◆ **Problem to solve**
Identify all lines below that hold "plus" and collect them.

◆ **Dataset entries**

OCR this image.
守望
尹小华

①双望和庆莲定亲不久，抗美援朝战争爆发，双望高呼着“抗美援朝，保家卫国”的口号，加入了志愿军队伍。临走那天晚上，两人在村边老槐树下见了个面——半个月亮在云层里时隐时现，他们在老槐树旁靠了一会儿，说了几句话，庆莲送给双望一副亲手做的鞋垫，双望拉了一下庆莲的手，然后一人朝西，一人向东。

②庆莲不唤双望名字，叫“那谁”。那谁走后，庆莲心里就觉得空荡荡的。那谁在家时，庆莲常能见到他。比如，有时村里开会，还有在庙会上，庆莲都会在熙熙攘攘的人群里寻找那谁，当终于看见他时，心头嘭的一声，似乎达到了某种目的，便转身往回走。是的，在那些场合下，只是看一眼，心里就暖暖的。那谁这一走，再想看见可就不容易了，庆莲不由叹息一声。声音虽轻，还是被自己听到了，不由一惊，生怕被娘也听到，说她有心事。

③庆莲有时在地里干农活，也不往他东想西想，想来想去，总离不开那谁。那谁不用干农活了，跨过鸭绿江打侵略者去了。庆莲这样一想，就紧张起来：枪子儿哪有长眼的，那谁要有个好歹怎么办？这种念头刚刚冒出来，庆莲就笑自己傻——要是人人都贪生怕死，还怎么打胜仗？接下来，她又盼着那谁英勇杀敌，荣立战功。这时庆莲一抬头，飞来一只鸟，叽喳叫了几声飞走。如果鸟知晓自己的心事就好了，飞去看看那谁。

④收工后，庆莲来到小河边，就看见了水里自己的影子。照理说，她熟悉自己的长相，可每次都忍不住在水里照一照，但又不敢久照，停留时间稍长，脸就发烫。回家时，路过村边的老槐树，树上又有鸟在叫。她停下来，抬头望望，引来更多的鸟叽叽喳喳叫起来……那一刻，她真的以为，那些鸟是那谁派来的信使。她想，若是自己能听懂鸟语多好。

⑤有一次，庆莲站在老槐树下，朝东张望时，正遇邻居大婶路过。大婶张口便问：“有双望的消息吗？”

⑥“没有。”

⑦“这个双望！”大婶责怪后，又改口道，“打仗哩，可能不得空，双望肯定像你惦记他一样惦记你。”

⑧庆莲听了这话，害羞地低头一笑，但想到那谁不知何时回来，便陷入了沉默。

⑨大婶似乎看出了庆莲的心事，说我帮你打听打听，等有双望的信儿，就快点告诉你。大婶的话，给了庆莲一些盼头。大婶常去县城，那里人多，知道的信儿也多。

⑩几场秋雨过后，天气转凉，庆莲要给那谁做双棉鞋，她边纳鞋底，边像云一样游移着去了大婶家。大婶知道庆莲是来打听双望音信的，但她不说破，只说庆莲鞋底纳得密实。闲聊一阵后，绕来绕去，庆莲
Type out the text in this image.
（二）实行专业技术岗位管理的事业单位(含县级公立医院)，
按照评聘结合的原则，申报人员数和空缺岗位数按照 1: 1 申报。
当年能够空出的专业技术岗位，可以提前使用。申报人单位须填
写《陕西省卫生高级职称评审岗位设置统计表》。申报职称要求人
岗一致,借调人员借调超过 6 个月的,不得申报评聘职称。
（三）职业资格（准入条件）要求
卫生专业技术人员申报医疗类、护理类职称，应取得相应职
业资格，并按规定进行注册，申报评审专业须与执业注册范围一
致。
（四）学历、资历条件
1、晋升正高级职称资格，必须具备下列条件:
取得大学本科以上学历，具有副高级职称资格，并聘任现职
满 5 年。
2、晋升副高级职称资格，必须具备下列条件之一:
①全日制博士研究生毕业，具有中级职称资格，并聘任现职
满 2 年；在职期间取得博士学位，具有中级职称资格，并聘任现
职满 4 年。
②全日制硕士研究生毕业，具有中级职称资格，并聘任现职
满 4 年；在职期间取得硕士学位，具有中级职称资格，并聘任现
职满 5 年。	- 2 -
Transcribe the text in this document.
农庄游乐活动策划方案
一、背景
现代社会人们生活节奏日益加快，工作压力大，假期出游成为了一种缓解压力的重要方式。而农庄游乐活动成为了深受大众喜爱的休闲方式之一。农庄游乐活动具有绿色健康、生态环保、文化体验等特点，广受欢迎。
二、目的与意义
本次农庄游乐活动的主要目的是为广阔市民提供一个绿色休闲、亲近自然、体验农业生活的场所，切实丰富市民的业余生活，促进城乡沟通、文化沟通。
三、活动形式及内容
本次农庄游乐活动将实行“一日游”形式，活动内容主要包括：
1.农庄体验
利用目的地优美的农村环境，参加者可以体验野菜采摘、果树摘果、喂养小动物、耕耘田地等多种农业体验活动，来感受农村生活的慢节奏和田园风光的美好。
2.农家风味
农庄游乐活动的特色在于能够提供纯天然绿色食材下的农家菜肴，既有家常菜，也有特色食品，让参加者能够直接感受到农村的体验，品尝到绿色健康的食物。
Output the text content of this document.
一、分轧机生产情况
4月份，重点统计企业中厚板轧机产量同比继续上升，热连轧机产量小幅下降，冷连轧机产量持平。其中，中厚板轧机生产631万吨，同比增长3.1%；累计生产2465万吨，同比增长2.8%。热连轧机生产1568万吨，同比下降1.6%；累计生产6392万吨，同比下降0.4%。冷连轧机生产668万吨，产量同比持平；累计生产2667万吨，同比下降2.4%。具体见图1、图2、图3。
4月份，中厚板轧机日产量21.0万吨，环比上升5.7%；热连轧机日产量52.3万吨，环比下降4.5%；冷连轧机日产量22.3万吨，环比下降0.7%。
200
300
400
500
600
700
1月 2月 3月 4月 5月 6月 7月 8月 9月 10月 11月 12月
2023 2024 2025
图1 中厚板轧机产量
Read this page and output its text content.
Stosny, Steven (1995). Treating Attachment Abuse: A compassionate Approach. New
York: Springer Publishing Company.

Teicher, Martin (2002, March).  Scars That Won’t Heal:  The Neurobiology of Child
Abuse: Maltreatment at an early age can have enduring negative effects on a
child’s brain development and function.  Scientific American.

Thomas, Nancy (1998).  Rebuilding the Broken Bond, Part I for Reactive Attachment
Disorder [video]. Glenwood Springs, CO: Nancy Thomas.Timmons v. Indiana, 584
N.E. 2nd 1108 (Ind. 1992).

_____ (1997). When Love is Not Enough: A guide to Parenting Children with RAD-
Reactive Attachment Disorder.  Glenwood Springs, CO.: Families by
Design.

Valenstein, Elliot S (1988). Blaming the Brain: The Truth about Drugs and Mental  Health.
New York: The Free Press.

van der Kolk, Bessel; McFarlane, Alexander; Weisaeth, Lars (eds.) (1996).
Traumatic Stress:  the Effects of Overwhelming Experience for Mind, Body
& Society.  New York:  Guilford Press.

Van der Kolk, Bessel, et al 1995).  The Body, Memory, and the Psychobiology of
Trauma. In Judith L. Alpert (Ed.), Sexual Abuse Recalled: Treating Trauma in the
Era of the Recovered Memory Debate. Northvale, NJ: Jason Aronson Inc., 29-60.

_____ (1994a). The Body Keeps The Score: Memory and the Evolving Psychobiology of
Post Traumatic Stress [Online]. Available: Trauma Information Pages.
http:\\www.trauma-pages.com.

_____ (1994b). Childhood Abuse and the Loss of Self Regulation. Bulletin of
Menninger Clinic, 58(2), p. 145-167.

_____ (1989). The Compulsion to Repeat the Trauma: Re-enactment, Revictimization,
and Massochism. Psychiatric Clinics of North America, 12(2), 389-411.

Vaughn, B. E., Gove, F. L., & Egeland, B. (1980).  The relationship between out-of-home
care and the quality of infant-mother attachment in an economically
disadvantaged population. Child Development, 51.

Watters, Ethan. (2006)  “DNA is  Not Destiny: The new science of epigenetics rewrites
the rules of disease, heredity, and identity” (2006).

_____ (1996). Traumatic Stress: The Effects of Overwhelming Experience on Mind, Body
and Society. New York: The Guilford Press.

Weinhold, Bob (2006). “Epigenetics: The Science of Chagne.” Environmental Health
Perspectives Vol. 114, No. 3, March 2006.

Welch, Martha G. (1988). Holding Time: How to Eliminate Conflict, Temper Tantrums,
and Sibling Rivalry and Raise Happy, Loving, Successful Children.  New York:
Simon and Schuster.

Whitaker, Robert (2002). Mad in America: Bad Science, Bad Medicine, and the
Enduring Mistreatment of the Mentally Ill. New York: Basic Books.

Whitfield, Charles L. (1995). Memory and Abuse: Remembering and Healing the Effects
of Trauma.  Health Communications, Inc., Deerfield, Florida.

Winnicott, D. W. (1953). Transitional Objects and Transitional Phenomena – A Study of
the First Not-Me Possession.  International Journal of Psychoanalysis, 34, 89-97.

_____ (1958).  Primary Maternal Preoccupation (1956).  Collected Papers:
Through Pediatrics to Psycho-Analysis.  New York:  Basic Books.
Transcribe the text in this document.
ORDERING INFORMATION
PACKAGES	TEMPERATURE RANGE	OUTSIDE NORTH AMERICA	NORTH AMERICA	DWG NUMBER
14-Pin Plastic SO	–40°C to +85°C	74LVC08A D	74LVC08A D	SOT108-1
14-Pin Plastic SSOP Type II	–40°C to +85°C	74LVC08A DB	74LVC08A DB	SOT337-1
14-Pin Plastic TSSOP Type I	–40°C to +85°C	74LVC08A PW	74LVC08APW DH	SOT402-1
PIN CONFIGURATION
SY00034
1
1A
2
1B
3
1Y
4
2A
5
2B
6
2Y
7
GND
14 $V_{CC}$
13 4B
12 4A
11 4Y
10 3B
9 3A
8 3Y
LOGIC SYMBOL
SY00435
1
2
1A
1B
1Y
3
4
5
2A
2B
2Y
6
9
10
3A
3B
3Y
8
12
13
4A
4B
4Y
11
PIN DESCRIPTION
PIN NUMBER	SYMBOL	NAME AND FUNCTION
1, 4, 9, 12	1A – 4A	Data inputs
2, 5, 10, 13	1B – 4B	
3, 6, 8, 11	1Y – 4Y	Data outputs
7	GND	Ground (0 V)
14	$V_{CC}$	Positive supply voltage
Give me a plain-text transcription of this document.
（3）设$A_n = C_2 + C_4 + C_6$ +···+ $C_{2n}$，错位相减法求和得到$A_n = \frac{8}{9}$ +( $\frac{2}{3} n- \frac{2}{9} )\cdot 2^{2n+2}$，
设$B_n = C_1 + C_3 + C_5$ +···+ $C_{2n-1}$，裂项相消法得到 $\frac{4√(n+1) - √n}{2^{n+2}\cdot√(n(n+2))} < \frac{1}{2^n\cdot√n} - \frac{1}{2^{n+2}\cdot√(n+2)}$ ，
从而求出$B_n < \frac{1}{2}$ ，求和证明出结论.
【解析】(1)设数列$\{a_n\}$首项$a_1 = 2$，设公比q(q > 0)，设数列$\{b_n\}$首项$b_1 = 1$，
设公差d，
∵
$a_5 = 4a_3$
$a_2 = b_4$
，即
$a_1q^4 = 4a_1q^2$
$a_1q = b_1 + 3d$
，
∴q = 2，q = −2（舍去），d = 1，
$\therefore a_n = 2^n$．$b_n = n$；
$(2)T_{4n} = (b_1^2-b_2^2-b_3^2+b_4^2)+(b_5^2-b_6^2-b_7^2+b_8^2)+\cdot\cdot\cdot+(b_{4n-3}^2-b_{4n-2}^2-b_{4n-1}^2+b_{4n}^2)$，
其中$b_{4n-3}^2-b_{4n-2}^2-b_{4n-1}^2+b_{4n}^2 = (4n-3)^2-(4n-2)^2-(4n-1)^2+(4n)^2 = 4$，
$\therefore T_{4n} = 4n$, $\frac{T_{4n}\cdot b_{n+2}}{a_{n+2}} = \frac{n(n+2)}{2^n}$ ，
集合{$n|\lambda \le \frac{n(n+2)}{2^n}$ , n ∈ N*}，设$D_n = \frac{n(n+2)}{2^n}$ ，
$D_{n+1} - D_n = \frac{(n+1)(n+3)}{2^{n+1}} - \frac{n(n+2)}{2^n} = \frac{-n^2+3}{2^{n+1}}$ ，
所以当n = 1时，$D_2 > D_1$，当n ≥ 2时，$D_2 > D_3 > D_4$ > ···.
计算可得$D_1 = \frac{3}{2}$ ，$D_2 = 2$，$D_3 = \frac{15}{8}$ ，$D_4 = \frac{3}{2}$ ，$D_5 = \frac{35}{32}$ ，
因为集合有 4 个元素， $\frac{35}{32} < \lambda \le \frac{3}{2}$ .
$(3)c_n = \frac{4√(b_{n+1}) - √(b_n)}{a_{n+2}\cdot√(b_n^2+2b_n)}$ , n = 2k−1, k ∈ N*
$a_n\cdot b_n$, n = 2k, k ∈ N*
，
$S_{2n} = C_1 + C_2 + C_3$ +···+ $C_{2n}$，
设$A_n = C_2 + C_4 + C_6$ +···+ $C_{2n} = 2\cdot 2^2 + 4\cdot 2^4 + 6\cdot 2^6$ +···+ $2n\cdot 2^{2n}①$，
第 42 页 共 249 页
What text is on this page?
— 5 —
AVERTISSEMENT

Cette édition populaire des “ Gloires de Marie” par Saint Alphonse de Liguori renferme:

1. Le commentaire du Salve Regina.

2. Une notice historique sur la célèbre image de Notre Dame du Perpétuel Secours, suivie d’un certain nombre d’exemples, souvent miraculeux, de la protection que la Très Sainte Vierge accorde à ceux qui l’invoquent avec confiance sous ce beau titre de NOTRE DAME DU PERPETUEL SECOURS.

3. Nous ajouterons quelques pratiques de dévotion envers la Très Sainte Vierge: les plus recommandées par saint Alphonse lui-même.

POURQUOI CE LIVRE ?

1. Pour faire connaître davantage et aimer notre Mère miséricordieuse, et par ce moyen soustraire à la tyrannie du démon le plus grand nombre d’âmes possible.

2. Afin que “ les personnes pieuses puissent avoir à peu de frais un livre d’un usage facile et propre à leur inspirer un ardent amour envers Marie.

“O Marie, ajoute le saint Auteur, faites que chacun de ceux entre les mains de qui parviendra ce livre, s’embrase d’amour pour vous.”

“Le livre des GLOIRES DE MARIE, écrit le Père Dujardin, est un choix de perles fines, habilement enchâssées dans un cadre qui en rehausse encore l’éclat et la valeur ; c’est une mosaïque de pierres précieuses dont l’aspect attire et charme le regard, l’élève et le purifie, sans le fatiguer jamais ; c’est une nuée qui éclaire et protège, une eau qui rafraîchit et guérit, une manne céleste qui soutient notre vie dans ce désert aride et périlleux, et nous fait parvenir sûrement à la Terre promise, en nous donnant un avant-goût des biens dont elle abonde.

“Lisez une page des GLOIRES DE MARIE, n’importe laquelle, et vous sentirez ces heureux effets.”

◆ **Complete output**
3. Nous ajouterons quelques pratiques de dévotion envers la Très Sainte Vierge: les plus recommandées par saint Alphonse lui-même.
1. Pour faire connaître davantage et aimer notre Mère miséricordieuse, et par ce moyen soustraire à la tyrannie du démon le plus grand nombre d’âmes possible.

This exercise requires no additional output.